--- Begin ---

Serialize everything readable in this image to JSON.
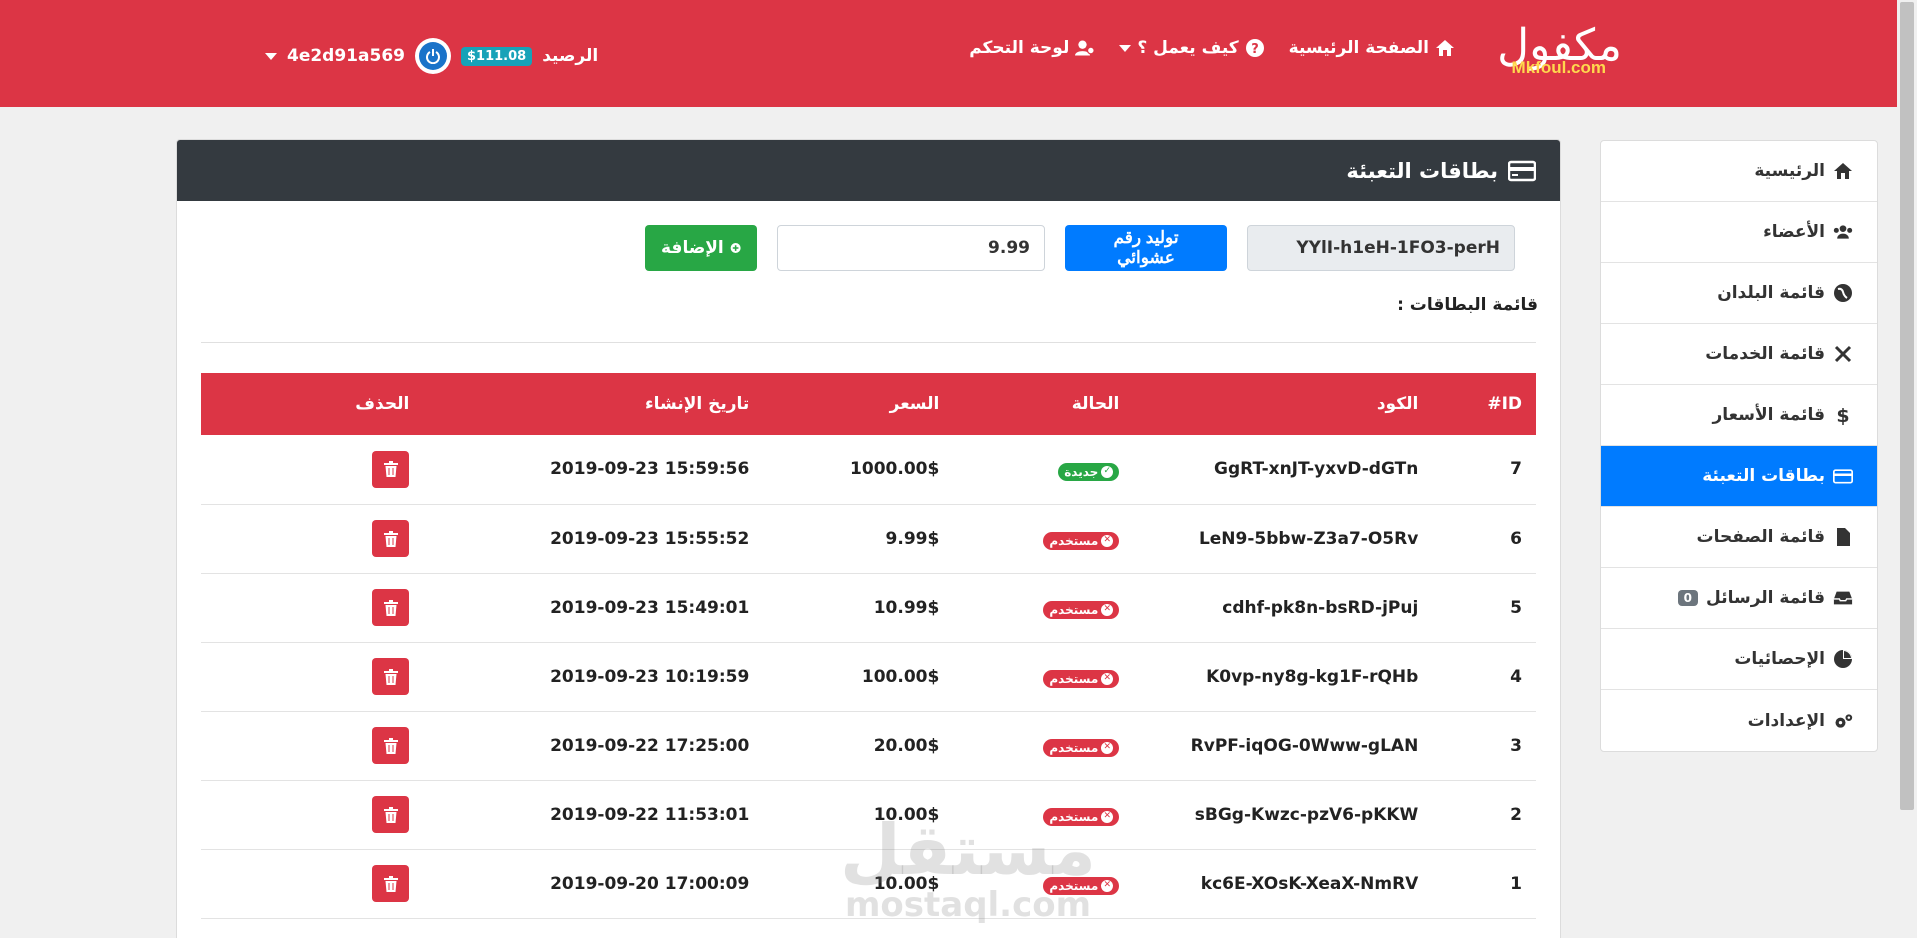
{
  "navbar": {
    "logo_ar": "مكفول",
    "logo_en": "Mkfoul.com",
    "links": {
      "home": "الصفحة الرئيسية",
      "how_it_works": "كيف يعمل ؟",
      "dashboard": "لوحة التحكم"
    },
    "balance_label": "الرصيد",
    "balance_value": "$111.08",
    "username": "4e2d91a569"
  },
  "sidebar": {
    "items": [
      {
        "label": "الرئيسية",
        "icon": "home-icon"
      },
      {
        "label": "الأعضاء",
        "icon": "users-icon"
      },
      {
        "label": "قائمة البلدان",
        "icon": "globe-icon"
      },
      {
        "label": "قائمة الخدمات",
        "icon": "tools-icon"
      },
      {
        "label": "قائمة الأسعار",
        "icon": "dollar-icon"
      },
      {
        "label": "بطاقات التعبئة",
        "icon": "credit-card-icon",
        "active": true
      },
      {
        "label": "قائمة الصفحات",
        "icon": "file-icon"
      },
      {
        "label": "قائمة الرسائل",
        "icon": "inbox-icon",
        "badge": "0"
      },
      {
        "label": "الإحصائيات",
        "icon": "pie-chart-icon"
      },
      {
        "label": "الإعدادات",
        "icon": "cogs-icon"
      }
    ]
  },
  "main": {
    "title": "بطاقات التعبئة",
    "code_value": "YYlI-h1eH-1FO3-perH",
    "generate_label": "توليد رقم عشوائي",
    "price_value": "9.99",
    "add_label": "الإضافة",
    "list_title": "قائمة البطاقات :"
  },
  "table": {
    "headers": {
      "id": "ID#",
      "code": "الكود",
      "status": "الحالة",
      "price": "السعر",
      "date": "تاريخ الإنشاء",
      "delete": "الحذف"
    },
    "rows": [
      {
        "id": "7",
        "code": "GgRT-xnJT-yxvD-dGTn",
        "status": "جديدة",
        "type": "new",
        "price": "1000.00$",
        "date": "2019-09-23 15:59:56"
      },
      {
        "id": "6",
        "code": "LeN9-5bbw-Z3a7-O5Rv",
        "status": "مستخدم",
        "type": "used",
        "price": "9.99$",
        "date": "2019-09-23 15:55:52"
      },
      {
        "id": "5",
        "code": "cdhf-pk8n-bsRD-jPuj",
        "status": "مستخدم",
        "type": "used",
        "price": "10.99$",
        "date": "2019-09-23 15:49:01"
      },
      {
        "id": "4",
        "code": "K0vp-ny8g-kg1F-rQHb",
        "status": "مستخدم",
        "type": "used",
        "price": "100.00$",
        "date": "2019-09-23 10:19:59"
      },
      {
        "id": "3",
        "code": "RvPF-iqOG-0Www-gLAN",
        "status": "مستخدم",
        "type": "used",
        "price": "20.00$",
        "date": "2019-09-22 17:25:00"
      },
      {
        "id": "2",
        "code": "sBGg-Kwzc-pzV6-pKKW",
        "status": "مستخدم",
        "type": "used",
        "price": "10.00$",
        "date": "2019-09-22 11:53:01"
      },
      {
        "id": "1",
        "code": "kc6E-XOsK-XeaX-NmRV",
        "status": "مستخدم",
        "type": "used",
        "price": "10.00$",
        "date": "2019-09-20 17:00:09"
      }
    ]
  },
  "watermark": {
    "ar": "مستقل",
    "en": "mostaql.com"
  },
  "colors": {
    "navbar": "#dc3545",
    "active": "#007bff",
    "success": "#28a745",
    "header_dark": "#343a40"
  }
}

--- End ---

▸ **What you will do**:
Retype every entry verbatim and exclude the pictures from the copy.

▸ **Solution to this exercise**:
Serialize everything readable in this image to JSON.
{
  "navbar": {
    "logo_ar": "مكفول",
    "logo_en": "Mkfoul.com",
    "links": {
      "home": "الصفحة الرئيسية",
      "how_it_works": "كيف يعمل ؟",
      "dashboard": "لوحة التحكم"
    },
    "balance_label": "الرصيد",
    "balance_value": "$111.08",
    "username": "4e2d91a569"
  },
  "sidebar": {
    "items": [
      {
        "label": "الرئيسية",
        "icon": "home-icon"
      },
      {
        "label": "الأعضاء",
        "icon": "users-icon"
      },
      {
        "label": "قائمة البلدان",
        "icon": "globe-icon"
      },
      {
        "label": "قائمة الخدمات",
        "icon": "tools-icon"
      },
      {
        "label": "قائمة الأسعار",
        "icon": "dollar-icon"
      },
      {
        "label": "بطاقات التعبئة",
        "icon": "credit-card-icon",
        "active": true
      },
      {
        "label": "قائمة الصفحات",
        "icon": "file-icon"
      },
      {
        "label": "قائمة الرسائل",
        "icon": "inbox-icon",
        "badge": "0"
      },
      {
        "label": "الإحصائيات",
        "icon": "pie-chart-icon"
      },
      {
        "label": "الإعدادات",
        "icon": "cogs-icon"
      }
    ]
  },
  "main": {
    "title": "بطاقات التعبئة",
    "code_value": "YYlI-h1eH-1FO3-perH",
    "generate_label": "توليد رقم عشوائي",
    "price_value": "9.99",
    "add_label": "الإضافة",
    "list_title": "قائمة البطاقات :"
  },
  "table": {
    "headers": {
      "id": "ID#",
      "code": "الكود",
      "status": "الحالة",
      "price": "السعر",
      "date": "تاريخ الإنشاء",
      "delete": "الحذف"
    },
    "rows": [
      {
        "id": "7",
        "code": "GgRT-xnJT-yxvD-dGTn",
        "status": "جديدة",
        "type": "new",
        "price": "1000.00$",
        "date": "2019-09-23 15:59:56"
      },
      {
        "id": "6",
        "code": "LeN9-5bbw-Z3a7-O5Rv",
        "status": "مستخدم",
        "type": "used",
        "price": "9.99$",
        "date": "2019-09-23 15:55:52"
      },
      {
        "id": "5",
        "code": "cdhf-pk8n-bsRD-jPuj",
        "status": "مستخدم",
        "type": "used",
        "price": "10.99$",
        "date": "2019-09-23 15:49:01"
      },
      {
        "id": "4",
        "code": "K0vp-ny8g-kg1F-rQHb",
        "status": "مستخدم",
        "type": "used",
        "price": "100.00$",
        "date": "2019-09-23 10:19:59"
      },
      {
        "id": "3",
        "code": "RvPF-iqOG-0Www-gLAN",
        "status": "مستخدم",
        "type": "used",
        "price": "20.00$",
        "date": "2019-09-22 17:25:00"
      },
      {
        "id": "2",
        "code": "sBGg-Kwzc-pzV6-pKKW",
        "status": "مستخدم",
        "type": "used",
        "price": "10.00$",
        "date": "2019-09-22 11:53:01"
      },
      {
        "id": "1",
        "code": "kc6E-XOsK-XeaX-NmRV",
        "status": "مستخدم",
        "type": "used",
        "price": "10.00$",
        "date": "2019-09-20 17:00:09"
      }
    ]
  },
  "watermark": {
    "ar": "مستقل",
    "en": "mostaql.com"
  },
  "colors": {
    "navbar": "#dc3545",
    "active": "#007bff",
    "success": "#28a745",
    "header_dark": "#343a40"
  }
}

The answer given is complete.